(Dataset rows about figures)
-- BEGIN --

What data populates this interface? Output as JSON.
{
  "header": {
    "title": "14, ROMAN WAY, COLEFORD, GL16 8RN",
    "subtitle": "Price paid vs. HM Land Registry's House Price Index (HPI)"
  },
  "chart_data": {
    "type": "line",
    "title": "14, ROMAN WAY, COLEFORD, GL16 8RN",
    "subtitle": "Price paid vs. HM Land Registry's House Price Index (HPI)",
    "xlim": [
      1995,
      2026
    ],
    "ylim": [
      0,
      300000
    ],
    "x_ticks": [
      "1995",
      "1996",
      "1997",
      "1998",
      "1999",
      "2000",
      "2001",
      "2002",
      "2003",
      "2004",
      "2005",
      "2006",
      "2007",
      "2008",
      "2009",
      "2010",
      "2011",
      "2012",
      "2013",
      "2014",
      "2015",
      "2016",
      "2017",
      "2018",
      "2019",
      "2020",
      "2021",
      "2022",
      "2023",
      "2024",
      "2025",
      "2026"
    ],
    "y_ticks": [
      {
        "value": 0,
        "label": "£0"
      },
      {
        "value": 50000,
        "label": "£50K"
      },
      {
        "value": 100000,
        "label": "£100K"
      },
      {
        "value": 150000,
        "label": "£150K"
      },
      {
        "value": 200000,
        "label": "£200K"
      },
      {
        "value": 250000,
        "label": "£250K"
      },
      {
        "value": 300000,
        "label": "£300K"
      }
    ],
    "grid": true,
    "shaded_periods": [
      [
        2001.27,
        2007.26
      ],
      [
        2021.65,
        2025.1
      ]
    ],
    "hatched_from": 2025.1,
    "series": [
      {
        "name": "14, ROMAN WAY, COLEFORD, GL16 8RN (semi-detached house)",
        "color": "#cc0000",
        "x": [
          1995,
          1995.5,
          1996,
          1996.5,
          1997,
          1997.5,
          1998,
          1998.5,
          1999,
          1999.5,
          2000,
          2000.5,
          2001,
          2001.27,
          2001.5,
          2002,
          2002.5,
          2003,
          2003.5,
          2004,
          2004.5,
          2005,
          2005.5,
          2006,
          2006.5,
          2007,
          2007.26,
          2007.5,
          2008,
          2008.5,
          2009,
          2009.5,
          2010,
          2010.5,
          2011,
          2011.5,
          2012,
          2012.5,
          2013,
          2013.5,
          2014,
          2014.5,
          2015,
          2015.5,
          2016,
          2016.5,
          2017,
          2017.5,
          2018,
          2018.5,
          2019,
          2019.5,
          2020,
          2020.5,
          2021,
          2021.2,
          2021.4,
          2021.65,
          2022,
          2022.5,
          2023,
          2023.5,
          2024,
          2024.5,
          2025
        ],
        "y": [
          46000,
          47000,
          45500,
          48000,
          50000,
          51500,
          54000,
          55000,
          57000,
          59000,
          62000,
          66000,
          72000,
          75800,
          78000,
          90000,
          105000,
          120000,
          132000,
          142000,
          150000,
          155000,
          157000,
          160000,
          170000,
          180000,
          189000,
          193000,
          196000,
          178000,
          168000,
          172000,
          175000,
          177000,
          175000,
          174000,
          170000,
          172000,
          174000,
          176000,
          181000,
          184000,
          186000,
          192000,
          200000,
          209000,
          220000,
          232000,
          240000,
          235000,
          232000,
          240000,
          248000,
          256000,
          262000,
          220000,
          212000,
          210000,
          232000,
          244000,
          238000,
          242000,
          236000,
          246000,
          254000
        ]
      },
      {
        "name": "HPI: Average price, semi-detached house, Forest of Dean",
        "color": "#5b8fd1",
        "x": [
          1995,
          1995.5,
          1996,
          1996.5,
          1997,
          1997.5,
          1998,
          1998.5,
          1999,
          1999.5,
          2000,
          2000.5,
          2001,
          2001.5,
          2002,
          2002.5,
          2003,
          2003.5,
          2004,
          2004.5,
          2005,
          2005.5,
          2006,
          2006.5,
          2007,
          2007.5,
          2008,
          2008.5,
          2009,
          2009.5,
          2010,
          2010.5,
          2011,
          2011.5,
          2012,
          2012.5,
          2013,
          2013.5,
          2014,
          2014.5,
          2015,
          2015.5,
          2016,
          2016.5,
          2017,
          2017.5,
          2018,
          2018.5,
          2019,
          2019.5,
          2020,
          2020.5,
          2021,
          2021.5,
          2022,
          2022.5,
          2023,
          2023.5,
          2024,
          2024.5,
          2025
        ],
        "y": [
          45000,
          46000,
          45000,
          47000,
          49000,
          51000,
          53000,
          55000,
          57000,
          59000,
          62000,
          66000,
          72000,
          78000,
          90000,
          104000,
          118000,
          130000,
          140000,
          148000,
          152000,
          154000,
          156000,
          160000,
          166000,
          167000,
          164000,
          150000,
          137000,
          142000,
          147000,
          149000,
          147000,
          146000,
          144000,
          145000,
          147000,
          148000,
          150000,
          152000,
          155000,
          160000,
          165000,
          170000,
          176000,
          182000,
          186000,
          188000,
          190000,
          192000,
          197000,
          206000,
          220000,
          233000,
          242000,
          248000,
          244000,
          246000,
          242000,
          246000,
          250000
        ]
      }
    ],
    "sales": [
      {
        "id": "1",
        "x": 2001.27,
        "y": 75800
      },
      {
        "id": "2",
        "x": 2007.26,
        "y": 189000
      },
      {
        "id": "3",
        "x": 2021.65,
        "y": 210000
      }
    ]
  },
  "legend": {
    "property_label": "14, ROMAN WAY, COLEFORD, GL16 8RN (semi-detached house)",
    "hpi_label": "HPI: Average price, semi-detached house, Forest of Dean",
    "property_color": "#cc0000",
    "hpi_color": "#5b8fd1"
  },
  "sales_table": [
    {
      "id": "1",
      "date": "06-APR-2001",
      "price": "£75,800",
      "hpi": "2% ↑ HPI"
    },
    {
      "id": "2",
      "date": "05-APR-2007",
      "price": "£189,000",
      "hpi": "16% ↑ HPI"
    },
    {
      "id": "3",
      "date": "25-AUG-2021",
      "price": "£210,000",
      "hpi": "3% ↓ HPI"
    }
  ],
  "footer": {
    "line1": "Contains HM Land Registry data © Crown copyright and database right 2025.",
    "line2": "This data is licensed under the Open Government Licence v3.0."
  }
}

-- END --

▸ Problem to work on
Every entry should be printed again exactly as written.

▸ Result
What data populates this interface? Output as JSON.
{
  "header": {
    "title": "14, ROMAN WAY, COLEFORD, GL16 8RN",
    "subtitle": "Price paid vs. HM Land Registry's House Price Index (HPI)"
  },
  "chart_data": {
    "type": "line",
    "title": "14, ROMAN WAY, COLEFORD, GL16 8RN",
    "subtitle": "Price paid vs. HM Land Registry's House Price Index (HPI)",
    "xlim": [
      1995,
      2026
    ],
    "ylim": [
      0,
      300000
    ],
    "x_ticks": [
      "1995",
      "1996",
      "1997",
      "1998",
      "1999",
      "2000",
      "2001",
      "2002",
      "2003",
      "2004",
      "2005",
      "2006",
      "2007",
      "2008",
      "2009",
      "2010",
      "2011",
      "2012",
      "2013",
      "2014",
      "2015",
      "2016",
      "2017",
      "2018",
      "2019",
      "2020",
      "2021",
      "2022",
      "2023",
      "2024",
      "2025",
      "2026"
    ],
    "y_ticks": [
      {
        "value": 0,
        "label": "£0"
      },
      {
        "value": 50000,
        "label": "£50K"
      },
      {
        "value": 100000,
        "label": "£100K"
      },
      {
        "value": 150000,
        "label": "£150K"
      },
      {
        "value": 200000,
        "label": "£200K"
      },
      {
        "value": 250000,
        "label": "£250K"
      },
      {
        "value": 300000,
        "label": "£300K"
      }
    ],
    "grid": true,
    "shaded_periods": [
      [
        2001.27,
        2007.26
      ],
      [
        2021.65,
        2025.1
      ]
    ],
    "hatched_from": 2025.1,
    "series": [
      {
        "name": "14, ROMAN WAY, COLEFORD, GL16 8RN (semi-detached house)",
        "color": "#cc0000",
        "x": [
          1995,
          1995.5,
          1996,
          1996.5,
          1997,
          1997.5,
          1998,
          1998.5,
          1999,
          1999.5,
          2000,
          2000.5,
          2001,
          2001.27,
          2001.5,
          2002,
          2002.5,
          2003,
          2003.5,
          2004,
          2004.5,
          2005,
          2005.5,
          2006,
          2006.5,
          2007,
          2007.26,
          2007.5,
          2008,
          2008.5,
          2009,
          2009.5,
          2010,
          2010.5,
          2011,
          2011.5,
          2012,
          2012.5,
          2013,
          2013.5,
          2014,
          2014.5,
          2015,
          2015.5,
          2016,
          2016.5,
          2017,
          2017.5,
          2018,
          2018.5,
          2019,
          2019.5,
          2020,
          2020.5,
          2021,
          2021.2,
          2021.4,
          2021.65,
          2022,
          2022.5,
          2023,
          2023.5,
          2024,
          2024.5,
          2025
        ],
        "y": [
          46000,
          47000,
          45500,
          48000,
          50000,
          51500,
          54000,
          55000,
          57000,
          59000,
          62000,
          66000,
          72000,
          75800,
          78000,
          90000,
          105000,
          120000,
          132000,
          142000,
          150000,
          155000,
          157000,
          160000,
          170000,
          180000,
          189000,
          193000,
          196000,
          178000,
          168000,
          172000,
          175000,
          177000,
          175000,
          174000,
          170000,
          172000,
          174000,
          176000,
          181000,
          184000,
          186000,
          192000,
          200000,
          209000,
          220000,
          232000,
          240000,
          235000,
          232000,
          240000,
          248000,
          256000,
          262000,
          220000,
          212000,
          210000,
          232000,
          244000,
          238000,
          242000,
          236000,
          246000,
          254000
        ]
      },
      {
        "name": "HPI: Average price, semi-detached house, Forest of Dean",
        "color": "#5b8fd1",
        "x": [
          1995,
          1995.5,
          1996,
          1996.5,
          1997,
          1997.5,
          1998,
          1998.5,
          1999,
          1999.5,
          2000,
          2000.5,
          2001,
          2001.5,
          2002,
          2002.5,
          2003,
          2003.5,
          2004,
          2004.5,
          2005,
          2005.5,
          2006,
          2006.5,
          2007,
          2007.5,
          2008,
          2008.5,
          2009,
          2009.5,
          2010,
          2010.5,
          2011,
          2011.5,
          2012,
          2012.5,
          2013,
          2013.5,
          2014,
          2014.5,
          2015,
          2015.5,
          2016,
          2016.5,
          2017,
          2017.5,
          2018,
          2018.5,
          2019,
          2019.5,
          2020,
          2020.5,
          2021,
          2021.5,
          2022,
          2022.5,
          2023,
          2023.5,
          2024,
          2024.5,
          2025
        ],
        "y": [
          45000,
          46000,
          45000,
          47000,
          49000,
          51000,
          53000,
          55000,
          57000,
          59000,
          62000,
          66000,
          72000,
          78000,
          90000,
          104000,
          118000,
          130000,
          140000,
          148000,
          152000,
          154000,
          156000,
          160000,
          166000,
          167000,
          164000,
          150000,
          137000,
          142000,
          147000,
          149000,
          147000,
          146000,
          144000,
          145000,
          147000,
          148000,
          150000,
          152000,
          155000,
          160000,
          165000,
          170000,
          176000,
          182000,
          186000,
          188000,
          190000,
          192000,
          197000,
          206000,
          220000,
          233000,
          242000,
          248000,
          244000,
          246000,
          242000,
          246000,
          250000
        ]
      }
    ],
    "sales": [
      {
        "id": "1",
        "x": 2001.27,
        "y": 75800
      },
      {
        "id": "2",
        "x": 2007.26,
        "y": 189000
      },
      {
        "id": "3",
        "x": 2021.65,
        "y": 210000
      }
    ]
  },
  "legend": {
    "property_label": "14, ROMAN WAY, COLEFORD, GL16 8RN (semi-detached house)",
    "hpi_label": "HPI: Average price, semi-detached house, Forest of Dean",
    "property_color": "#cc0000",
    "hpi_color": "#5b8fd1"
  },
  "sales_table": [
    {
      "id": "1",
      "date": "06-APR-2001",
      "price": "£75,800",
      "hpi": "2% ↑ HPI"
    },
    {
      "id": "2",
      "date": "05-APR-2007",
      "price": "£189,000",
      "hpi": "16% ↑ HPI"
    },
    {
      "id": "3",
      "date": "25-AUG-2021",
      "price": "£210,000",
      "hpi": "3% ↓ HPI"
    }
  ],
  "footer": {
    "line1": "Contains HM Land Registry data © Crown copyright and database right 2025.",
    "line2": "This data is licensed under the Open Government Licence v3.0."
  }
}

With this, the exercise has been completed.